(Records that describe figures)
= = = = =

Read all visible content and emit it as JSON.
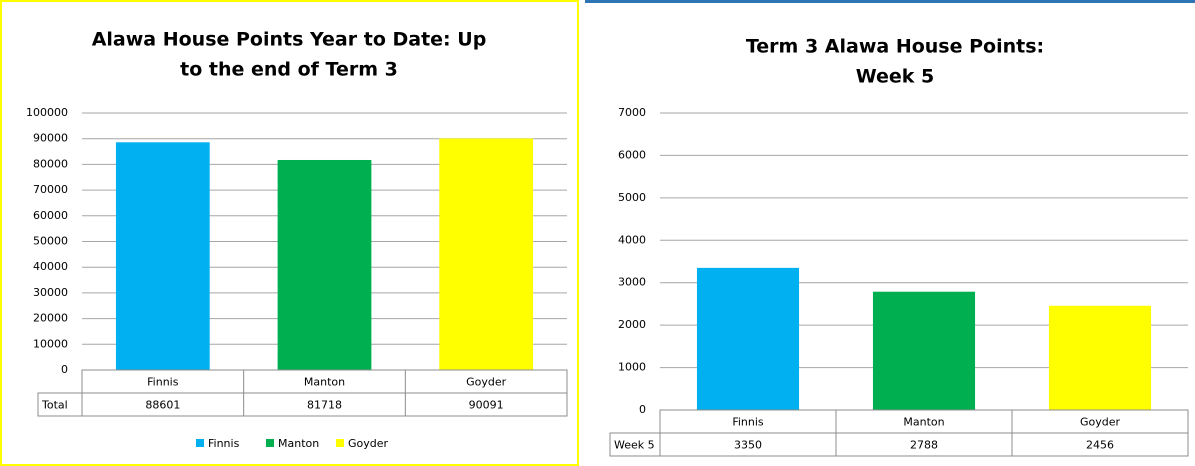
{
  "chart_data": [
    {
      "type": "bar",
      "title": [
        "Alawa House Points Year to Date: Up",
        "to the end of Term 3"
      ],
      "categories": [
        "Finnis",
        "Manton",
        "Goyder"
      ],
      "colors": [
        "#00b0f0",
        "#00b050",
        "#ffff00"
      ],
      "series": [
        {
          "name": "Total",
          "values": [
            88601,
            81718,
            90091
          ]
        }
      ],
      "ylim": [
        0,
        100000
      ],
      "yticks": [
        0,
        10000,
        20000,
        30000,
        40000,
        50000,
        60000,
        70000,
        80000,
        90000,
        100000
      ],
      "grid": true,
      "legend": true,
      "data_table": true
    },
    {
      "type": "bar",
      "title": [
        "Term 3 Alawa House Points:",
        "Week 5"
      ],
      "categories": [
        "Finnis",
        "Manton",
        "Goyder"
      ],
      "colors": [
        "#00b0f0",
        "#00b050",
        "#ffff00"
      ],
      "series": [
        {
          "name": "Week 5",
          "values": [
            3350,
            2788,
            2456
          ]
        }
      ],
      "ylim": [
        0,
        7000
      ],
      "yticks": [
        0,
        1000,
        2000,
        3000,
        4000,
        5000,
        6000,
        7000
      ],
      "grid": true,
      "legend": false,
      "data_table": true
    }
  ]
}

= = = = =

**WRITTEN EXERCISE**
The records above are to be reproduced exactly; the pictures are to be left out.

**RESPONSE BELOW**
Read all visible content and emit it as JSON.
{
  "chart_data": [
    {
      "type": "bar",
      "title": [
        "Alawa House Points Year to Date: Up",
        "to the end of Term 3"
      ],
      "categories": [
        "Finnis",
        "Manton",
        "Goyder"
      ],
      "colors": [
        "#00b0f0",
        "#00b050",
        "#ffff00"
      ],
      "series": [
        {
          "name": "Total",
          "values": [
            88601,
            81718,
            90091
          ]
        }
      ],
      "ylim": [
        0,
        100000
      ],
      "yticks": [
        0,
        10000,
        20000,
        30000,
        40000,
        50000,
        60000,
        70000,
        80000,
        90000,
        100000
      ],
      "grid": true,
      "legend": true,
      "data_table": true
    },
    {
      "type": "bar",
      "title": [
        "Term 3 Alawa House Points:",
        "Week 5"
      ],
      "categories": [
        "Finnis",
        "Manton",
        "Goyder"
      ],
      "colors": [
        "#00b0f0",
        "#00b050",
        "#ffff00"
      ],
      "series": [
        {
          "name": "Week 5",
          "values": [
            3350,
            2788,
            2456
          ]
        }
      ],
      "ylim": [
        0,
        7000
      ],
      "yticks": [
        0,
        1000,
        2000,
        3000,
        4000,
        5000,
        6000,
        7000
      ],
      "grid": true,
      "legend": false,
      "data_table": true
    }
  ]
}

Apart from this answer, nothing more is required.